_Objective_
Drop every picture, then transcribe the remaining data exactly.

_Dataset entries_

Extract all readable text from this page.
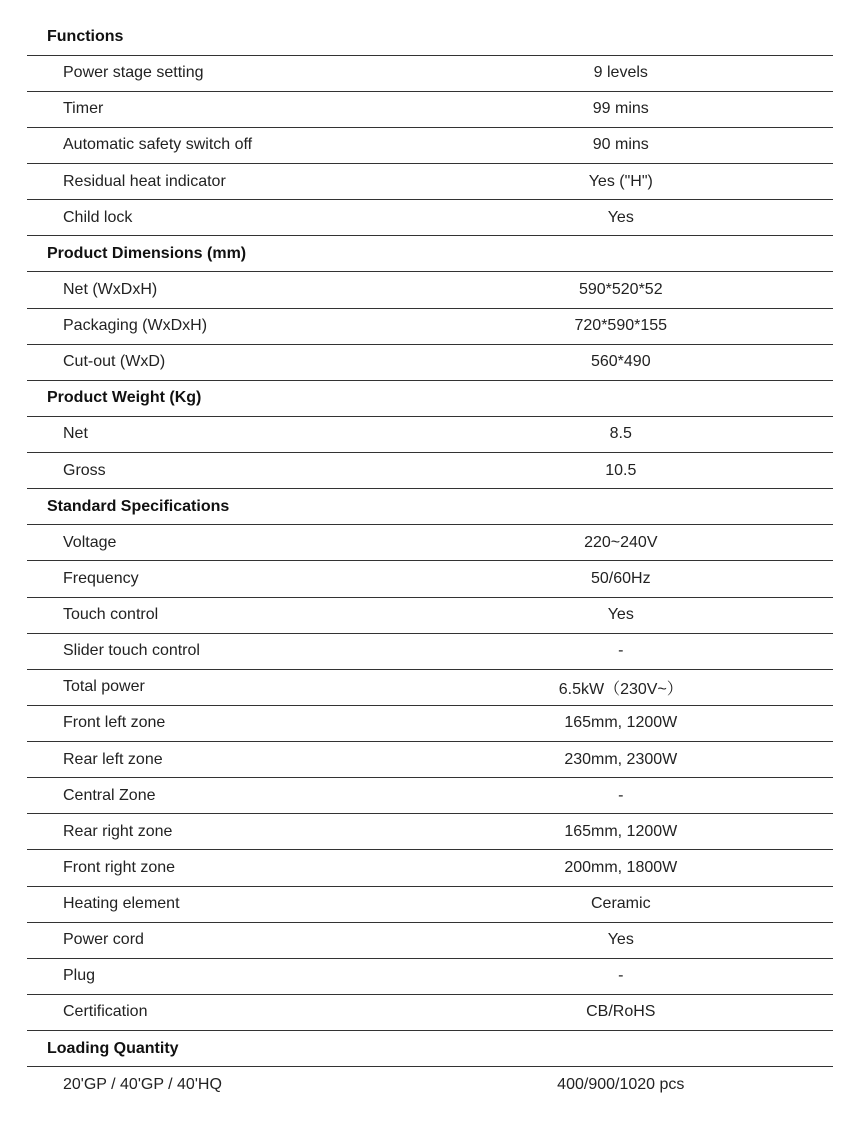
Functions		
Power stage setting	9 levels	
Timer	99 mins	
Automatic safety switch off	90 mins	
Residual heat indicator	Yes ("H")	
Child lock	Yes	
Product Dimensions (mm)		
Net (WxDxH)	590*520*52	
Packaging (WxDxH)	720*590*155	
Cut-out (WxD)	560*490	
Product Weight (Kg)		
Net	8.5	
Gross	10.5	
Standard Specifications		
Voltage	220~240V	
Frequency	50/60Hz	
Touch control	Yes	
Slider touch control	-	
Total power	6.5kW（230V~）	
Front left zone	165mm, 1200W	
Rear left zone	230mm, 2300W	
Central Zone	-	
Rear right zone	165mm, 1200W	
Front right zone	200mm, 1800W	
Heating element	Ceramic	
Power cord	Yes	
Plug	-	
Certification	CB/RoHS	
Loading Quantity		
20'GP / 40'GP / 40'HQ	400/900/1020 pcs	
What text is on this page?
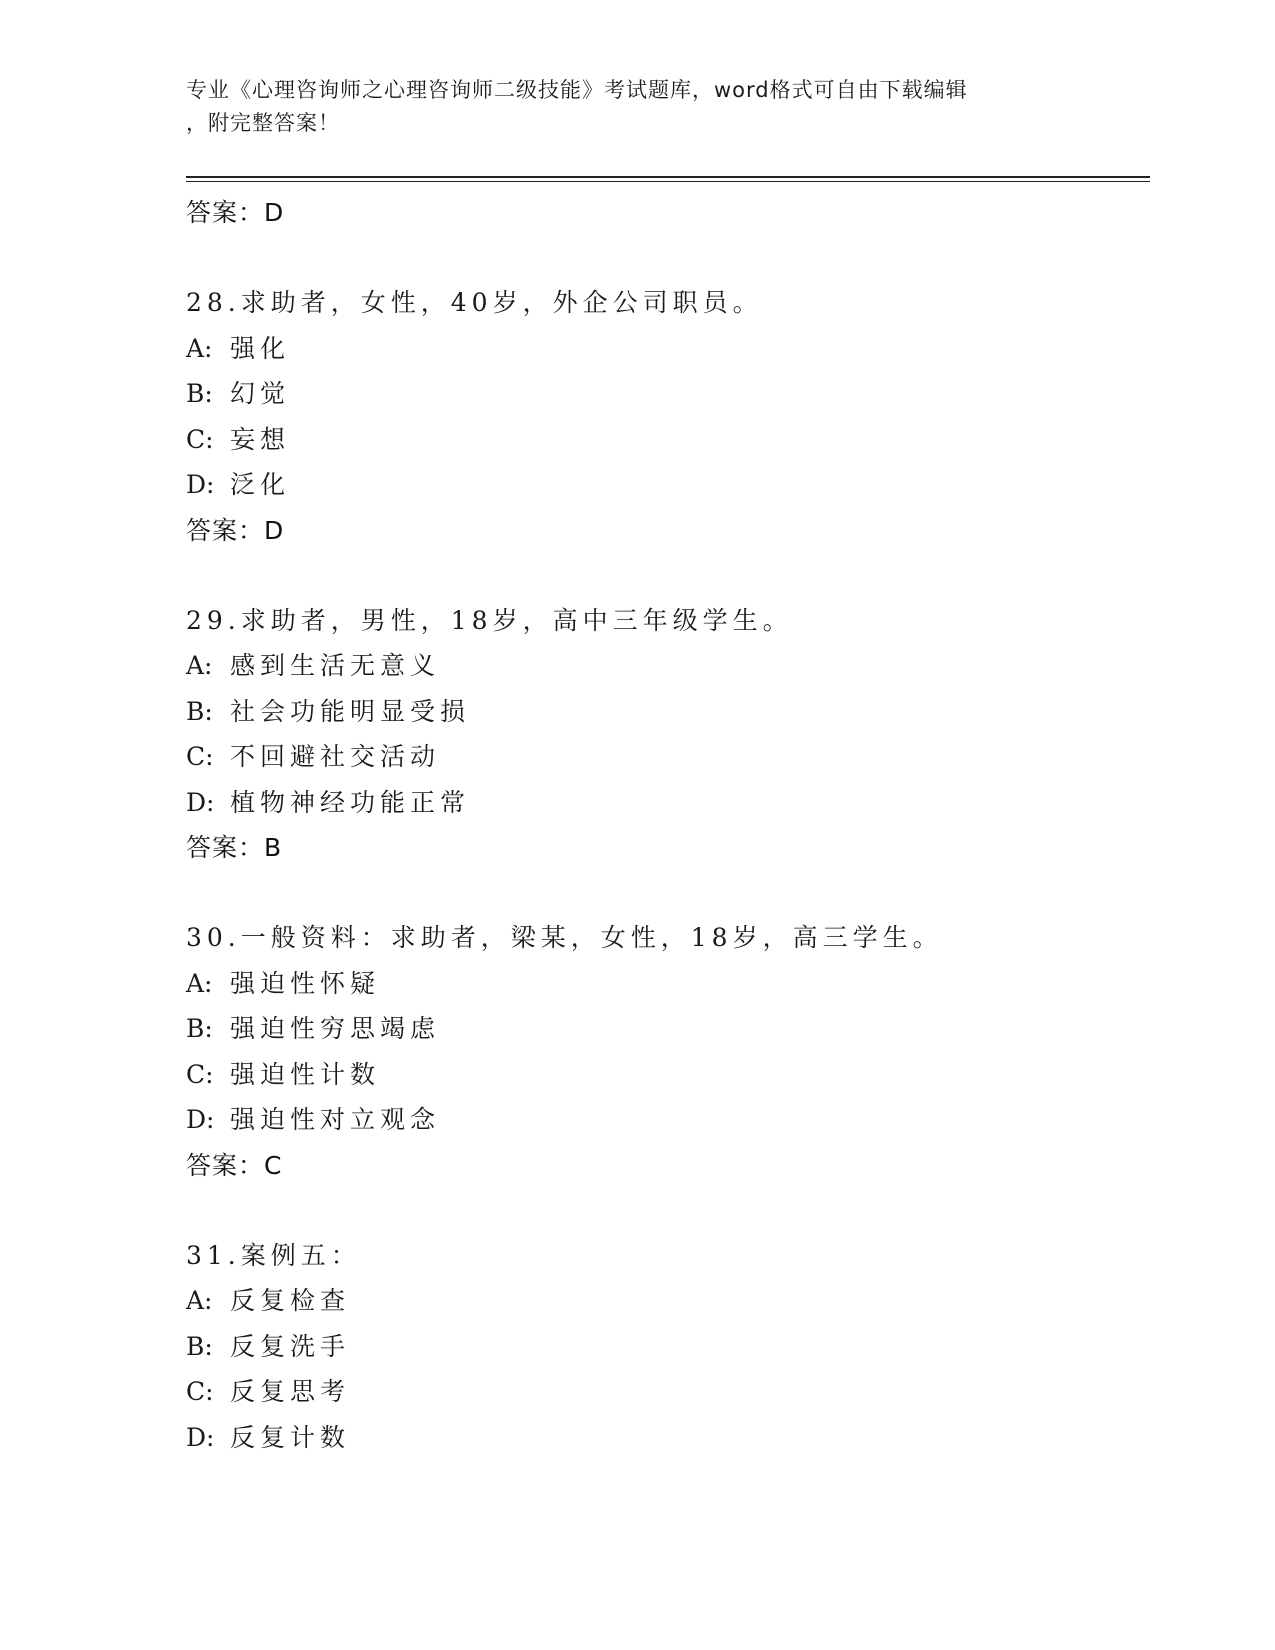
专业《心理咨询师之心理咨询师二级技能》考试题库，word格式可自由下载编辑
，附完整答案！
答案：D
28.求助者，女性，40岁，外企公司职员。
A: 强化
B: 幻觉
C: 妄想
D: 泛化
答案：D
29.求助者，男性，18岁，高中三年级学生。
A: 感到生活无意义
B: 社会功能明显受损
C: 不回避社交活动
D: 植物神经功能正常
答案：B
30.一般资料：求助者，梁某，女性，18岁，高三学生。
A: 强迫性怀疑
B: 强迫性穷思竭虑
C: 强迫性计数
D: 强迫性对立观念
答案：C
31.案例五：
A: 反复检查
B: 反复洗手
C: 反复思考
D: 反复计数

_Answer to the problem_
Extract all readable text from this page.
Functions		
Power stage setting	9 levels	
Timer	99 mins	
Automatic safety switch off	90 mins	
Residual heat indicator	Yes ("H")	
Child lock	Yes	
Product Dimensions (mm)		
Net (WxDxH)	590*520*52	
Packaging (WxDxH)	720*590*155	
Cut-out (WxD)	560*490	
Product Weight (Kg)		
Net	8.5	
Gross	10.5	
Standard Specifications		
Voltage	220~240V	
Frequency	50/60Hz	
Touch control	Yes	
Slider touch control	-	
Total power	6.5kW（230V~）	
Front left zone	165mm, 1200W	
Rear left zone	230mm, 2300W	
Central Zone	-	
Rear right zone	165mm, 1200W	
Front right zone	200mm, 1800W	
Heating element	Ceramic	
Power cord	Yes	
Plug	-	
Certification	CB/RoHS	
Loading Quantity		
20'GP / 40'GP / 40'HQ	400/900/1020 pcs	
What text is on this page?
专业《心理咨询师之心理咨询师二级技能》考试题库，word格式可自由下载编辑
，附完整答案！
答案：D
28.求助者，女性，40岁，外企公司职员。
A: 强化
B: 幻觉
C: 妄想
D: 泛化
答案：D
29.求助者，男性，18岁，高中三年级学生。
A: 感到生活无意义
B: 社会功能明显受损
C: 不回避社交活动
D: 植物神经功能正常
答案：B
30.一般资料：求助者，梁某，女性，18岁，高三学生。
A: 强迫性怀疑
B: 强迫性穷思竭虑
C: 强迫性计数
D: 强迫性对立观念
答案：C
31.案例五：
A: 反复检查
B: 反复洗手
C: 反复思考
D: 反复计数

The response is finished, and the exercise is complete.